▸ Given request: Restate the complete material exactly.

* begin Input for this task *

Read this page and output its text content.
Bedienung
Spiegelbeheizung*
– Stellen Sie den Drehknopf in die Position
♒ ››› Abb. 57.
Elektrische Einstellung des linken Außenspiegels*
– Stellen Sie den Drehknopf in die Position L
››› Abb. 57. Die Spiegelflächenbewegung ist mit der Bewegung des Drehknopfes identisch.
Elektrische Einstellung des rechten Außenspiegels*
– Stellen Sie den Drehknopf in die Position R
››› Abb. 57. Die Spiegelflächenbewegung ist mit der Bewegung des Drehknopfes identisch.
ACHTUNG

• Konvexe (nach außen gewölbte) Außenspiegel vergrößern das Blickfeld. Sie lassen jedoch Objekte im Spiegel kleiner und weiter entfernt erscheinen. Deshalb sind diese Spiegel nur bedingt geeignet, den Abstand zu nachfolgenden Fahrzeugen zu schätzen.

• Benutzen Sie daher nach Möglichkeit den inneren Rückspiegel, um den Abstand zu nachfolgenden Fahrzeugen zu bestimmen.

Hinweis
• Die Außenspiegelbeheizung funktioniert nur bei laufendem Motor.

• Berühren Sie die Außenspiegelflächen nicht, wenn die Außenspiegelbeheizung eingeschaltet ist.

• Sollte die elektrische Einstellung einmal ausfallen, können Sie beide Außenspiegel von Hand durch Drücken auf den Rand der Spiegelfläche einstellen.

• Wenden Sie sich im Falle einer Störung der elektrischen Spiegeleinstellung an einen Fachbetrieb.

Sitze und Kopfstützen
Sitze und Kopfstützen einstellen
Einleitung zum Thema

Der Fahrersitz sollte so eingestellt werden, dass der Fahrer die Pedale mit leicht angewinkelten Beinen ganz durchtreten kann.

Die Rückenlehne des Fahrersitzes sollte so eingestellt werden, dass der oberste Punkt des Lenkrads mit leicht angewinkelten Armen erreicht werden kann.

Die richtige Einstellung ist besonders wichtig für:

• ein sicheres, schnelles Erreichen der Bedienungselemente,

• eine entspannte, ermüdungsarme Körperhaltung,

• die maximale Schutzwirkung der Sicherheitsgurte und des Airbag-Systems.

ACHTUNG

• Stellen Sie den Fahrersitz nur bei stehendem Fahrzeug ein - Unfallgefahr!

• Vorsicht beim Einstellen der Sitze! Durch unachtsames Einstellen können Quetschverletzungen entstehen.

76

* end Input for this task *

▸ Output of the exercise:
Read this page and output its text content.
Bedienung
Spiegelbeheizung*
– Stellen Sie den Drehknopf in die Position
♒ ››› Abb. 57.
Elektrische Einstellung des linken Außenspiegels*
– Stellen Sie den Drehknopf in die Position L
››› Abb. 57. Die Spiegelflächenbewegung ist mit der Bewegung des Drehknopfes identisch.
Elektrische Einstellung des rechten Außenspiegels*
– Stellen Sie den Drehknopf in die Position R
››› Abb. 57. Die Spiegelflächenbewegung ist mit der Bewegung des Drehknopfes identisch.
ACHTUNG

• Konvexe (nach außen gewölbte) Außenspiegel vergrößern das Blickfeld. Sie lassen jedoch Objekte im Spiegel kleiner und weiter entfernt erscheinen. Deshalb sind diese Spiegel nur bedingt geeignet, den Abstand zu nachfolgenden Fahrzeugen zu schätzen.

• Benutzen Sie daher nach Möglichkeit den inneren Rückspiegel, um den Abstand zu nachfolgenden Fahrzeugen zu bestimmen.

Hinweis
• Die Außenspiegelbeheizung funktioniert nur bei laufendem Motor.

• Berühren Sie die Außenspiegelflächen nicht, wenn die Außenspiegelbeheizung eingeschaltet ist.

• Sollte die elektrische Einstellung einmal ausfallen, können Sie beide Außenspiegel von Hand durch Drücken auf den Rand der Spiegelfläche einstellen.

• Wenden Sie sich im Falle einer Störung der elektrischen Spiegeleinstellung an einen Fachbetrieb.

Sitze und Kopfstützen
Sitze und Kopfstützen einstellen
Einleitung zum Thema

Der Fahrersitz sollte so eingestellt werden, dass der Fahrer die Pedale mit leicht angewinkelten Beinen ganz durchtreten kann.

Die Rückenlehne des Fahrersitzes sollte so eingestellt werden, dass der oberste Punkt des Lenkrads mit leicht angewinkelten Armen erreicht werden kann.

Die richtige Einstellung ist besonders wichtig für:

• ein sicheres, schnelles Erreichen der Bedienungselemente,

• eine entspannte, ermüdungsarme Körperhaltung,

• die maximale Schutzwirkung der Sicherheitsgurte und des Airbag-Systems.

ACHTUNG

• Stellen Sie den Fahrersitz nur bei stehendem Fahrzeug ein - Unfallgefahr!

• Vorsicht beim Einstellen der Sitze! Durch unachtsames Einstellen können Quetschverletzungen entstehen.

76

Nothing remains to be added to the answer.